— Problem description —
Copy out, from the entries below, each line holding the string "tempor".

— Data provided —
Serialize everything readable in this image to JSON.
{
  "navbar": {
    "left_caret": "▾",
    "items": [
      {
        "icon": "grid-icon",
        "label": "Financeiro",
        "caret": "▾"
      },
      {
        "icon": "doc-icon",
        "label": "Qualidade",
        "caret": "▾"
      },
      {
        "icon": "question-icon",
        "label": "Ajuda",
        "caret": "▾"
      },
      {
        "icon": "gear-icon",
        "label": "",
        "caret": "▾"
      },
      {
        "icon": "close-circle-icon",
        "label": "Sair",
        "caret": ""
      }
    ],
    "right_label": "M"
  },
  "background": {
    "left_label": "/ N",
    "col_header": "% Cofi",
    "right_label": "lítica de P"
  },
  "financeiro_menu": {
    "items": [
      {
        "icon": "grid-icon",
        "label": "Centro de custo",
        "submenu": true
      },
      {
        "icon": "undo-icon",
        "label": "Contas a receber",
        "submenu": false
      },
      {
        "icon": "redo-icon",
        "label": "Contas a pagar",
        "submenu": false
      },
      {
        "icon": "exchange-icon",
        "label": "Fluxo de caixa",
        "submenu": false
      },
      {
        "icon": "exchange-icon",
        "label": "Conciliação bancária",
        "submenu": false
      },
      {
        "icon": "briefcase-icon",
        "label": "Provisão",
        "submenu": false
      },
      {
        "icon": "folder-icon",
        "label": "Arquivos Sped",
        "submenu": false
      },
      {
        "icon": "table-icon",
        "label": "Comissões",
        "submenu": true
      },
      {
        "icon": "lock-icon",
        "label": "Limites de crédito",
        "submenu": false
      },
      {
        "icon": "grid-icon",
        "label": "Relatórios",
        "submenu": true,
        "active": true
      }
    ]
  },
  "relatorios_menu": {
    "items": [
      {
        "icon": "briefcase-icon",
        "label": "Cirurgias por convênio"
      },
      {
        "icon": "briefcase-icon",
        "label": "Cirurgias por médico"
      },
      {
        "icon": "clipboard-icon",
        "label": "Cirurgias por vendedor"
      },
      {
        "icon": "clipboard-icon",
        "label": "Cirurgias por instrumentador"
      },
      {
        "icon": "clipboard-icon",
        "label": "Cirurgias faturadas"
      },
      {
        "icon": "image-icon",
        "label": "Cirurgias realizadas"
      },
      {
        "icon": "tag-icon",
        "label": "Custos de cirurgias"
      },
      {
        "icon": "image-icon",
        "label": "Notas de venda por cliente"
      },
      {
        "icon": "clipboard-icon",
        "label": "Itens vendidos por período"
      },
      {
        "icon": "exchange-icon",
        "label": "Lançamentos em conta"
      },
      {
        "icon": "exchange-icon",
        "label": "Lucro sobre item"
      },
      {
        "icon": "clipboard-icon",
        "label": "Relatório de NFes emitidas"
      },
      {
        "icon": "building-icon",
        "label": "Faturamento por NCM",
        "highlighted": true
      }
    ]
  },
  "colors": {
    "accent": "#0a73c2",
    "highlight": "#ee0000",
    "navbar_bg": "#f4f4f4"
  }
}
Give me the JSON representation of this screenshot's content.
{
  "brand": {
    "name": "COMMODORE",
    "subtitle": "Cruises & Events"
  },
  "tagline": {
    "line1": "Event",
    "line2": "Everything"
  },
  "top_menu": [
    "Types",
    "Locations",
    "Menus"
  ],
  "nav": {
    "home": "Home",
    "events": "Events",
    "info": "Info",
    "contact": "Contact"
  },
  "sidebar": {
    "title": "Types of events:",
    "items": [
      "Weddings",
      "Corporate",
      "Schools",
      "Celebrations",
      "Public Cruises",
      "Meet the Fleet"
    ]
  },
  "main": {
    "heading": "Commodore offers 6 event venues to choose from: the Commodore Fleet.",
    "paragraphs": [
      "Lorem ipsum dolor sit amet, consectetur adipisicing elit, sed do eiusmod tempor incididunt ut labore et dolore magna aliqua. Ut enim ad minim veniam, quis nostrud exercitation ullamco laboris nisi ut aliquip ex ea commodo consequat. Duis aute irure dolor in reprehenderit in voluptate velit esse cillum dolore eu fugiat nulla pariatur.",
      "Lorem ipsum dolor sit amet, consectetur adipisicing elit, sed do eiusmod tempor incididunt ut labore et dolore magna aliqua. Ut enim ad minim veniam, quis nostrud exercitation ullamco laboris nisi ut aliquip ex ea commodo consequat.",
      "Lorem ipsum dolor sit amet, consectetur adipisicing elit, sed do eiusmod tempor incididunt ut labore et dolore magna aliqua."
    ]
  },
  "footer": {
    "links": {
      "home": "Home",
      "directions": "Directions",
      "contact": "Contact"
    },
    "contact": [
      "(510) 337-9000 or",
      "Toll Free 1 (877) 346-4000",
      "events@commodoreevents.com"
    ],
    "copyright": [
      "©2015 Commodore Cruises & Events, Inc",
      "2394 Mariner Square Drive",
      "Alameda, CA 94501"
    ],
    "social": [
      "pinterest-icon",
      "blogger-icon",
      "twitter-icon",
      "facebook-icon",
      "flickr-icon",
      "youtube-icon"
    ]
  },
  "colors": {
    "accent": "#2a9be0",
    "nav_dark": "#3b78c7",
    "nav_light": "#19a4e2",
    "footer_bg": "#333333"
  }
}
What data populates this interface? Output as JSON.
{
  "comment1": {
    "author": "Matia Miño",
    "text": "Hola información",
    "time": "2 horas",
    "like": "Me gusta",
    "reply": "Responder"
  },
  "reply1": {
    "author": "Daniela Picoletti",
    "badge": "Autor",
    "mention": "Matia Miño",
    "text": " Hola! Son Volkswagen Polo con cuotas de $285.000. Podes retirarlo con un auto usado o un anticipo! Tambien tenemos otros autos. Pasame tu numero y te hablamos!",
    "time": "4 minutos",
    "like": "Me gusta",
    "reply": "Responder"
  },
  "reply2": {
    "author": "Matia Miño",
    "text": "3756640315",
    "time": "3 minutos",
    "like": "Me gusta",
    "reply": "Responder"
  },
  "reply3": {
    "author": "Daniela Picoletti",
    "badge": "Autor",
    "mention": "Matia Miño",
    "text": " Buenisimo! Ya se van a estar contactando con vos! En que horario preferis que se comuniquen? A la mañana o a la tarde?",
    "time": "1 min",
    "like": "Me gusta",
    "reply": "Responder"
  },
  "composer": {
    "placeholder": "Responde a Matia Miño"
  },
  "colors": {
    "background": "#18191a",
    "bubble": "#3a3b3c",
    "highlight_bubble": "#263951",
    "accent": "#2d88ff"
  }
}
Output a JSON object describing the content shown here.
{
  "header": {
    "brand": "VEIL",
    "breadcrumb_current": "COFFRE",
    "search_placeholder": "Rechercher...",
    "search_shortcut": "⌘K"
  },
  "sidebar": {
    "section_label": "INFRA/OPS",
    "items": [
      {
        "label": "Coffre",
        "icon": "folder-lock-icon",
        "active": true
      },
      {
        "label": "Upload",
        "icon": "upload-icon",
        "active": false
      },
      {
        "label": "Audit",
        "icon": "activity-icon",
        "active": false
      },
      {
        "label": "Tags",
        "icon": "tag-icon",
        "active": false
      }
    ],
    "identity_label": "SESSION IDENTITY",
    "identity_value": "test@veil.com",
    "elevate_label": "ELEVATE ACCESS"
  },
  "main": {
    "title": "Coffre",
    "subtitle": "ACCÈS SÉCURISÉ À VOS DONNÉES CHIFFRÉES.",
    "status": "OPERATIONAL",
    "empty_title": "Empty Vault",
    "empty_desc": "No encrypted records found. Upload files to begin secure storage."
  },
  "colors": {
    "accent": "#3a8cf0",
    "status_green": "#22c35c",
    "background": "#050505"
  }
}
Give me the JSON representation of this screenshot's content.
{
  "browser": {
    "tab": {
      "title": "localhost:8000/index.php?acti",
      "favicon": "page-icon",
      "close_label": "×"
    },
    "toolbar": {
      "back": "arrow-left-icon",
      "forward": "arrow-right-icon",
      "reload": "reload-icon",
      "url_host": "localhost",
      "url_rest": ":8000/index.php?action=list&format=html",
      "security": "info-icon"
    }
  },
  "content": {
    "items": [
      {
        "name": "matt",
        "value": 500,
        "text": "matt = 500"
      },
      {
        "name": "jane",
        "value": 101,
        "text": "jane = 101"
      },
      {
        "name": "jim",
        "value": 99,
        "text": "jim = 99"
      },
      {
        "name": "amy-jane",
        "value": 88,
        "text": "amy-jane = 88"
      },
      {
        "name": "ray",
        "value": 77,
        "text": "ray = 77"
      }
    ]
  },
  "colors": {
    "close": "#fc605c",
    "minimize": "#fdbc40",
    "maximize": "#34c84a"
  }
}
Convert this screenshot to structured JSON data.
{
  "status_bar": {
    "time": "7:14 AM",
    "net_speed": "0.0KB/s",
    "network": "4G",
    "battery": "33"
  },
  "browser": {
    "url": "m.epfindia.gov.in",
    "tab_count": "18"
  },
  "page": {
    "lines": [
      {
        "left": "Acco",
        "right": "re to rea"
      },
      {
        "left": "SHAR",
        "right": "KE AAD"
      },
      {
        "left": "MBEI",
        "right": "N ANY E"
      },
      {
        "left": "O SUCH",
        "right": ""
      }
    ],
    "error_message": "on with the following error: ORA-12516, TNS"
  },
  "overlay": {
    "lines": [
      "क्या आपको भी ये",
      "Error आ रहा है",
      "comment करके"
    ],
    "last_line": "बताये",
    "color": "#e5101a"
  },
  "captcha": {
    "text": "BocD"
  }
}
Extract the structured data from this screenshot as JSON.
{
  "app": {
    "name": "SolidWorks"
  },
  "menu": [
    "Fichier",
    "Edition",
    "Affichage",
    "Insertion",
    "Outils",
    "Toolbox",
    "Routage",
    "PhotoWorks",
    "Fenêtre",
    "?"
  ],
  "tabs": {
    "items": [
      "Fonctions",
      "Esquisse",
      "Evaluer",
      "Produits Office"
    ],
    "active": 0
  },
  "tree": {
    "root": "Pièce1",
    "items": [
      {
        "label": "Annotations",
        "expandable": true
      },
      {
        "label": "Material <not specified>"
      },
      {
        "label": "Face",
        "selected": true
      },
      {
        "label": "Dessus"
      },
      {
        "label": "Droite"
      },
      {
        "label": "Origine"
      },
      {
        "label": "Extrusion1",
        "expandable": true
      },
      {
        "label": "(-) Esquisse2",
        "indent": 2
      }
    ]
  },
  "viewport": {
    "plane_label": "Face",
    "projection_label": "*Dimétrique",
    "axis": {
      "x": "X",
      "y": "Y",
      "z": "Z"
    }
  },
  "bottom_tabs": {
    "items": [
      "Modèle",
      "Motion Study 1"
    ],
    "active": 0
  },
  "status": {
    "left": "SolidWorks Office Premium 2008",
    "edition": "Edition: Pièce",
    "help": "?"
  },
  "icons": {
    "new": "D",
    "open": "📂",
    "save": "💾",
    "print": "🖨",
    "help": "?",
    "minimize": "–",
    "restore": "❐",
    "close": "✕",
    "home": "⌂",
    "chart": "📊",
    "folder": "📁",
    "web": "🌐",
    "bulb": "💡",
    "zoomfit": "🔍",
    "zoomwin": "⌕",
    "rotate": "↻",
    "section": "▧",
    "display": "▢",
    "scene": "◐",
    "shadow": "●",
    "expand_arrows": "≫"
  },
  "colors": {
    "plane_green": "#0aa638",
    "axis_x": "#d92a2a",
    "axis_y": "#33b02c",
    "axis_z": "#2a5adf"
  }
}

— Answer —
      "Lorem ipsum dolor sit amet, consectetur adipisicing elit, sed do eiusmod tempor incididunt ut labore et dolore magna aliqua. Ut enim ad minim veniam, quis nostrud exercitation ullamco laboris nisi ut aliquip ex ea commodo consequat. Duis aute irure dolor in reprehenderit in voluptate velit esse cillum dolore eu fugiat nulla pariatur.",
      "Lorem ipsum dolor sit amet, consectetur adipisicing elit, sed do eiusmod tempor incididunt ut labore et dolore magna aliqua. Ut enim ad minim veniam, quis nostrud exercitation ullamco laboris nisi ut aliquip ex ea commodo consequat.",
      "Lorem ipsum dolor sit amet, consectetur adipisicing elit, sed do eiusmod tempor incididunt ut labore et dolore magna aliqua."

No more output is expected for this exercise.